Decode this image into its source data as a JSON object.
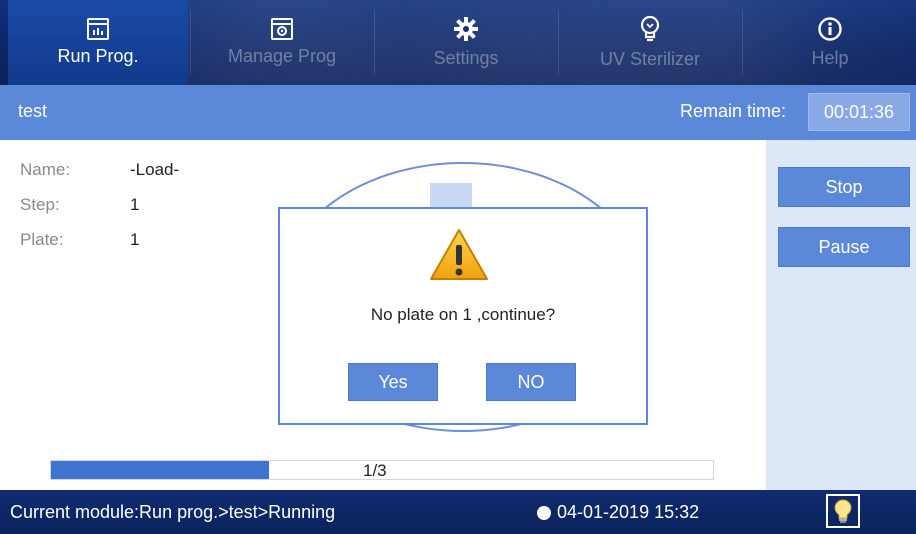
{
  "nav": {
    "tabs": [
      {
        "label": "Run Prog.",
        "icon": "run-prog-icon",
        "active": true
      },
      {
        "label": "Manage Prog",
        "icon": "manage-prog-icon",
        "active": false
      },
      {
        "label": "Settings",
        "icon": "gear-icon",
        "active": false
      },
      {
        "label": "UV Sterilizer",
        "icon": "uv-bulb-icon",
        "active": false
      },
      {
        "label": "Help",
        "icon": "info-icon",
        "active": false
      }
    ]
  },
  "header": {
    "program_name": "test",
    "remain_label": "Remain time:",
    "remain_value": "00:01:36"
  },
  "info": {
    "name_label": "Name:",
    "name_value": "-Load-",
    "step_label": "Step:",
    "step_value": "1",
    "plate_label": "Plate:",
    "plate_value": "1"
  },
  "controls": {
    "stop_label": "Stop",
    "pause_label": "Pause"
  },
  "dialog": {
    "message": "No plate on 1 ,continue?",
    "yes_label": "Yes",
    "no_label": "NO"
  },
  "progress": {
    "text": "1/3",
    "fraction": 0.33
  },
  "status": {
    "module_text": "Current module:Run prog.>test>Running",
    "datetime": "04-01-2019 15:32"
  },
  "colors": {
    "accent": "#5b88d9",
    "nav_bg": "#0a2466",
    "progress_fill": "#3f74cf",
    "warning": "#f2b21b"
  }
}
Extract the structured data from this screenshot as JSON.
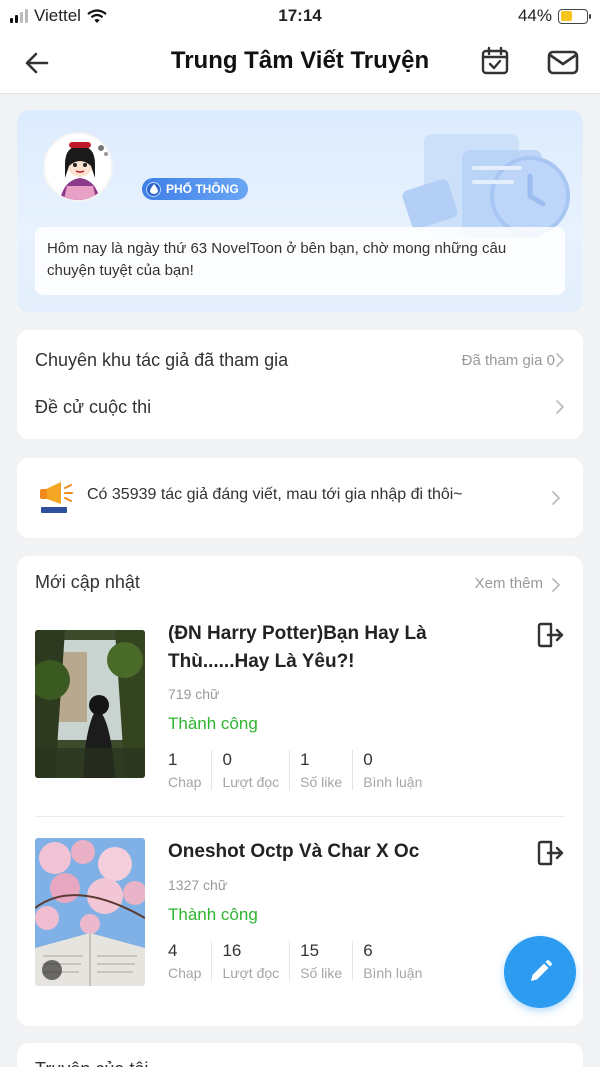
{
  "status_bar": {
    "carrier": "Viettel",
    "time": "17:14",
    "battery_percent": "44%",
    "battery_level": 0.44
  },
  "header": {
    "title": "Trung Tâm Viết Truyện"
  },
  "profile": {
    "badge": "PHỔ THÔNG",
    "message": "Hôm nay là ngày thứ 63 NovelToon ở bên bạn, chờ mong những câu chuyện tuyệt của bạn!"
  },
  "menu": {
    "items": [
      {
        "label": "Chuyên khu tác giả đã tham gia",
        "meta": "Đã tham gia 0"
      },
      {
        "label": "Đề cử cuộc thi",
        "meta": ""
      }
    ]
  },
  "notice": {
    "text": "Có 35939 tác giả đáng viết, mau tới gia nhập đi thôi~"
  },
  "updates": {
    "title": "Mới cập nhật",
    "more": "Xem thêm",
    "books": [
      {
        "title": "(ĐN Harry Potter)Bạn Hay Là Thù......Hay Là Yêu?!",
        "words": "719 chữ",
        "status": "Thành công",
        "stats": [
          {
            "num": "1",
            "label": "Chap"
          },
          {
            "num": "0",
            "label": "Lượt đọc"
          },
          {
            "num": "1",
            "label": "Số like"
          },
          {
            "num": "0",
            "label": "Bình luận"
          }
        ]
      },
      {
        "title": "Oneshot Octp Và Char X Oc",
        "words": "1327 chữ",
        "status": "Thành công",
        "stats": [
          {
            "num": "4",
            "label": "Chap"
          },
          {
            "num": "16",
            "label": "Lượt đọc"
          },
          {
            "num": "15",
            "label": "Số like"
          },
          {
            "num": "6",
            "label": "Bình luận"
          }
        ]
      }
    ]
  },
  "next_section": {
    "title": "Truyện của tôi"
  },
  "colors": {
    "accent": "#2d9bf0",
    "success": "#2fb52f",
    "badge": "#3f7fe6"
  },
  "icons": [
    "back-arrow-icon",
    "calendar-check-icon",
    "mail-icon",
    "chevron-right-icon",
    "megaphone-icon",
    "exit-icon",
    "pencil-icon",
    "water-drop-icon",
    "wifi-icon",
    "battery-icon",
    "signal-icon"
  ]
}
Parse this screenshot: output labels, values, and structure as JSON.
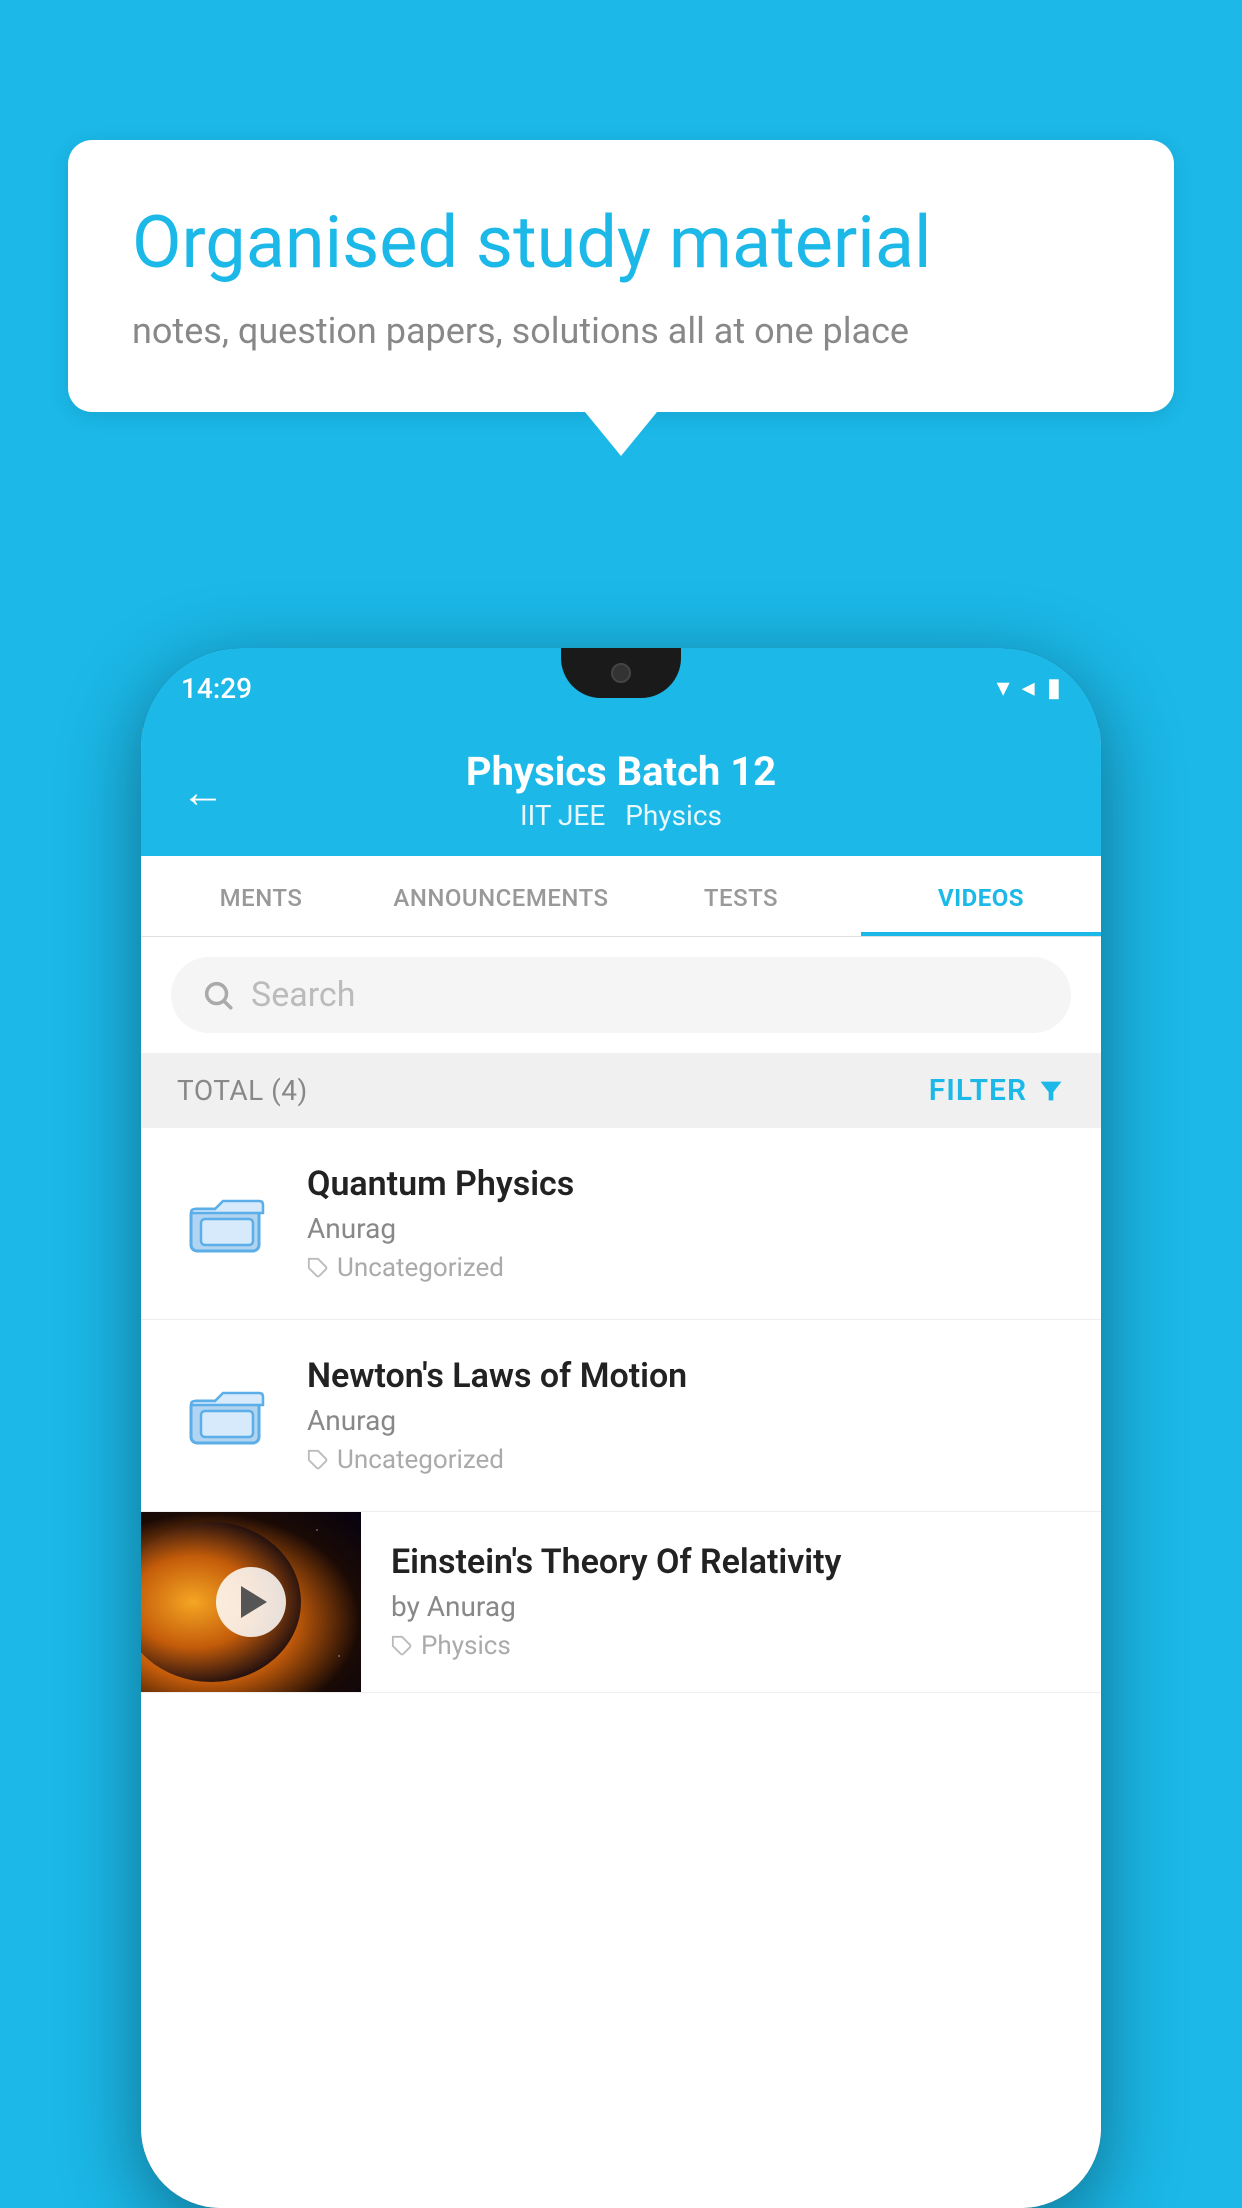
{
  "background_color": "#1BB8E8",
  "bubble": {
    "title": "Organised study material",
    "subtitle": "notes, question papers, solutions all at one place"
  },
  "phone": {
    "status_bar": {
      "time": "14:29"
    },
    "header": {
      "back_label": "←",
      "title": "Physics Batch 12",
      "subtitle1": "IIT JEE",
      "subtitle2": "Physics"
    },
    "tabs": [
      {
        "label": "MENTS",
        "active": false
      },
      {
        "label": "ANNOUNCEMENTS",
        "active": false
      },
      {
        "label": "TESTS",
        "active": false
      },
      {
        "label": "VIDEOS",
        "active": true
      }
    ],
    "search": {
      "placeholder": "Search"
    },
    "filter_bar": {
      "total": "TOTAL (4)",
      "filter_label": "FILTER"
    },
    "videos": [
      {
        "title": "Quantum Physics",
        "author": "Anurag",
        "tag": "Uncategorized",
        "has_thumb": false
      },
      {
        "title": "Newton's Laws of Motion",
        "author": "Anurag",
        "tag": "Uncategorized",
        "has_thumb": false
      },
      {
        "title": "Einstein's Theory Of Relativity",
        "author": "by Anurag",
        "tag": "Physics",
        "has_thumb": true
      }
    ]
  }
}
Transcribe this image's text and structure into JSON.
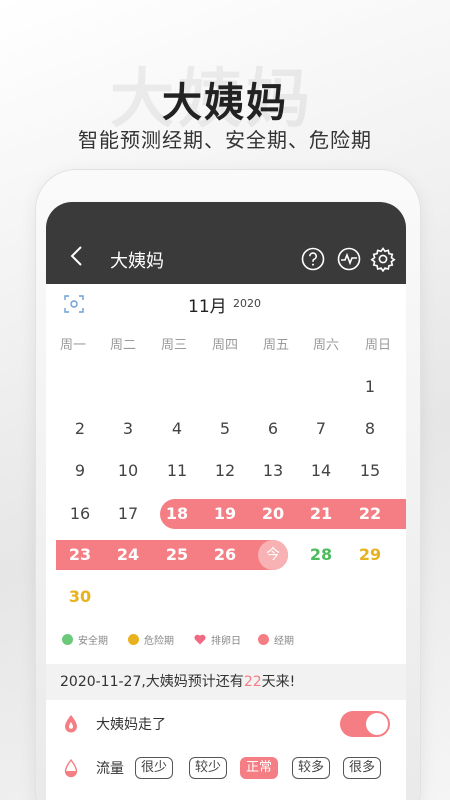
{
  "hero": {
    "title": "大姨妈",
    "watermark": "大姨妈",
    "subtitle": "智能预测经期、安全期、危险期"
  },
  "header": {
    "title": "大姨妈",
    "icons": [
      "back-icon",
      "help-icon",
      "chart-icon",
      "gear-icon"
    ]
  },
  "calendar": {
    "month": "11月",
    "year": "2020",
    "weekdays": [
      "周一",
      "周二",
      "周三",
      "周四",
      "周五",
      "周六",
      "周日"
    ],
    "days": [
      "1",
      "2",
      "3",
      "4",
      "5",
      "6",
      "7",
      "8",
      "9",
      "10",
      "11",
      "12",
      "13",
      "14",
      "15",
      "16",
      "17",
      "18",
      "19",
      "20",
      "21",
      "22",
      "23",
      "24",
      "25",
      "26",
      "27",
      "28",
      "29",
      "30"
    ],
    "today_label": "今",
    "colors": {
      "period": "#f47e83",
      "safe": "#4cbb5e",
      "danger": "#e8b21e",
      "today": "#f9b2b4"
    }
  },
  "legend": [
    {
      "label": "安全期",
      "color": "#6cc97a"
    },
    {
      "label": "危险期",
      "color": "#e8b21e"
    },
    {
      "label": "排卵日",
      "color": "#f06a84"
    },
    {
      "label": "经期",
      "color": "#f47e83"
    }
  ],
  "info": {
    "prefix": "2020-11-27,大姨妈预计还有",
    "days": "22",
    "suffix": "天来!"
  },
  "period_toggle": {
    "label": "大姨妈走了",
    "on": true
  },
  "flow": {
    "label": "流量",
    "options": [
      "很少",
      "较少",
      "正常",
      "较多",
      "很多"
    ],
    "selected": "正常"
  }
}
================
§ Task goal:
Every record must be copied exactly, with images dropped from the result.

§ Reply to the task:
Decode this image into its source data as a JSON object.
{
  "nav": {
    "tabs": [
      {
        "label": "Run Prog.",
        "icon": "run-prog-icon",
        "active": true
      },
      {
        "label": "Manage Prog",
        "icon": "manage-prog-icon",
        "active": false
      },
      {
        "label": "Settings",
        "icon": "gear-icon",
        "active": false
      },
      {
        "label": "UV Sterilizer",
        "icon": "uv-bulb-icon",
        "active": false
      },
      {
        "label": "Help",
        "icon": "info-icon",
        "active": false
      }
    ]
  },
  "header": {
    "program_name": "test",
    "remain_label": "Remain time:",
    "remain_value": "00:01:36"
  },
  "info": {
    "name_label": "Name:",
    "name_value": "-Load-",
    "step_label": "Step:",
    "step_value": "1",
    "plate_label": "Plate:",
    "plate_value": "1"
  },
  "controls": {
    "stop_label": "Stop",
    "pause_label": "Pause"
  },
  "dialog": {
    "message": "No plate on 1 ,continue?",
    "yes_label": "Yes",
    "no_label": "NO"
  },
  "progress": {
    "text": "1/3",
    "fraction": 0.33
  },
  "status": {
    "module_text": "Current module:Run prog.>test>Running",
    "datetime": "04-01-2019 15:32"
  },
  "colors": {
    "accent": "#5b88d9",
    "nav_bg": "#0a2466",
    "progress_fill": "#3f74cf",
    "warning": "#f2b21b"
  }
}
Extract the structured data from this screenshot as JSON.
{
  "status_bar": {
    "carrier": "Viettel",
    "time": "17:14",
    "battery_percent": "44%",
    "battery_level": 0.44
  },
  "header": {
    "title": "Trung Tâm Viết Truyện"
  },
  "profile": {
    "badge": "PHỔ THÔNG",
    "message": "Hôm nay là ngày thứ 63 NovelToon ở bên bạn, chờ mong những câu chuyện tuyệt của bạn!"
  },
  "menu": {
    "items": [
      {
        "label": "Chuyên khu tác giả đã tham gia",
        "meta": "Đã tham gia 0"
      },
      {
        "label": "Đề cử cuộc thi",
        "meta": ""
      }
    ]
  },
  "notice": {
    "text": "Có 35939 tác giả đáng viết, mau tới gia nhập đi thôi~"
  },
  "updates": {
    "title": "Mới cập nhật",
    "more": "Xem thêm",
    "books": [
      {
        "title": "(ĐN Harry Potter)Bạn Hay Là Thù......Hay Là Yêu?!",
        "words": "719 chữ",
        "status": "Thành công",
        "stats": [
          {
            "num": "1",
            "label": "Chap"
          },
          {
            "num": "0",
            "label": "Lượt đọc"
          },
          {
            "num": "1",
            "label": "Số like"
          },
          {
            "num": "0",
            "label": "Bình luận"
          }
        ]
      },
      {
        "title": "Oneshot Octp Và Char X Oc",
        "words": "1327 chữ",
        "status": "Thành công",
        "stats": [
          {
            "num": "4",
            "label": "Chap"
          },
          {
            "num": "16",
            "label": "Lượt đọc"
          },
          {
            "num": "15",
            "label": "Số like"
          },
          {
            "num": "6",
            "label": "Bình luận"
          }
        ]
      }
    ]
  },
  "next_section": {
    "title": "Truyện của tôi"
  },
  "colors": {
    "accent": "#2d9bf0",
    "success": "#2fb52f",
    "badge": "#3f7fe6"
  },
  "icons": [
    "back-arrow-icon",
    "calendar-check-icon",
    "mail-icon",
    "chevron-right-icon",
    "megaphone-icon",
    "exit-icon",
    "pencil-icon",
    "water-drop-icon",
    "wifi-icon",
    "battery-icon",
    "signal-icon"
  ]
}
Parse this screenshot: output labels, values, and structure as JSON.
{
  "background_color": "#1BB8E8",
  "bubble": {
    "title": "Organised study material",
    "subtitle": "notes, question papers, solutions all at one place"
  },
  "phone": {
    "status_bar": {
      "time": "14:29"
    },
    "header": {
      "back_label": "←",
      "title": "Physics Batch 12",
      "subtitle1": "IIT JEE",
      "subtitle2": "Physics"
    },
    "tabs": [
      {
        "label": "MENTS",
        "active": false
      },
      {
        "label": "ANNOUNCEMENTS",
        "active": false
      },
      {
        "label": "TESTS",
        "active": false
      },
      {
        "label": "VIDEOS",
        "active": true
      }
    ],
    "search": {
      "placeholder": "Search"
    },
    "filter_bar": {
      "total": "TOTAL (4)",
      "filter_label": "FILTER"
    },
    "videos": [
      {
        "title": "Quantum Physics",
        "author": "Anurag",
        "tag": "Uncategorized",
        "has_thumb": false
      },
      {
        "title": "Newton's Laws of Motion",
        "author": "Anurag",
        "tag": "Uncategorized",
        "has_thumb": false
      },
      {
        "title": "Einstein's Theory Of Relativity",
        "author": "by Anurag",
        "tag": "Physics",
        "has_thumb": true
      }
    ]
  }
}
Transcribe this image's text and structure into JSON.
{
  "hero": {
    "title": "大姨妈",
    "watermark": "大姨妈",
    "subtitle": "智能预测经期、安全期、危险期"
  },
  "header": {
    "title": "大姨妈",
    "icons": [
      "back-icon",
      "help-icon",
      "chart-icon",
      "gear-icon"
    ]
  },
  "calendar": {
    "month": "11月",
    "year": "2020",
    "weekdays": [
      "周一",
      "周二",
      "周三",
      "周四",
      "周五",
      "周六",
      "周日"
    ],
    "days": [
      "1",
      "2",
      "3",
      "4",
      "5",
      "6",
      "7",
      "8",
      "9",
      "10",
      "11",
      "12",
      "13",
      "14",
      "15",
      "16",
      "17",
      "18",
      "19",
      "20",
      "21",
      "22",
      "23",
      "24",
      "25",
      "26",
      "27",
      "28",
      "29",
      "30"
    ],
    "today_label": "今",
    "colors": {
      "period": "#f47e83",
      "safe": "#4cbb5e",
      "danger": "#e8b21e",
      "today": "#f9b2b4"
    }
  },
  "legend": [
    {
      "label": "安全期",
      "color": "#6cc97a"
    },
    {
      "label": "危险期",
      "color": "#e8b21e"
    },
    {
      "label": "排卵日",
      "color": "#f06a84"
    },
    {
      "label": "经期",
      "color": "#f47e83"
    }
  ],
  "info": {
    "prefix": "2020-11-27,大姨妈预计还有",
    "days": "22",
    "suffix": "天来!"
  },
  "period_toggle": {
    "label": "大姨妈走了",
    "on": true
  },
  "flow": {
    "label": "流量",
    "options": [
      "很少",
      "较少",
      "正常",
      "较多",
      "很多"
    ],
    "selected": "正常"
  }
}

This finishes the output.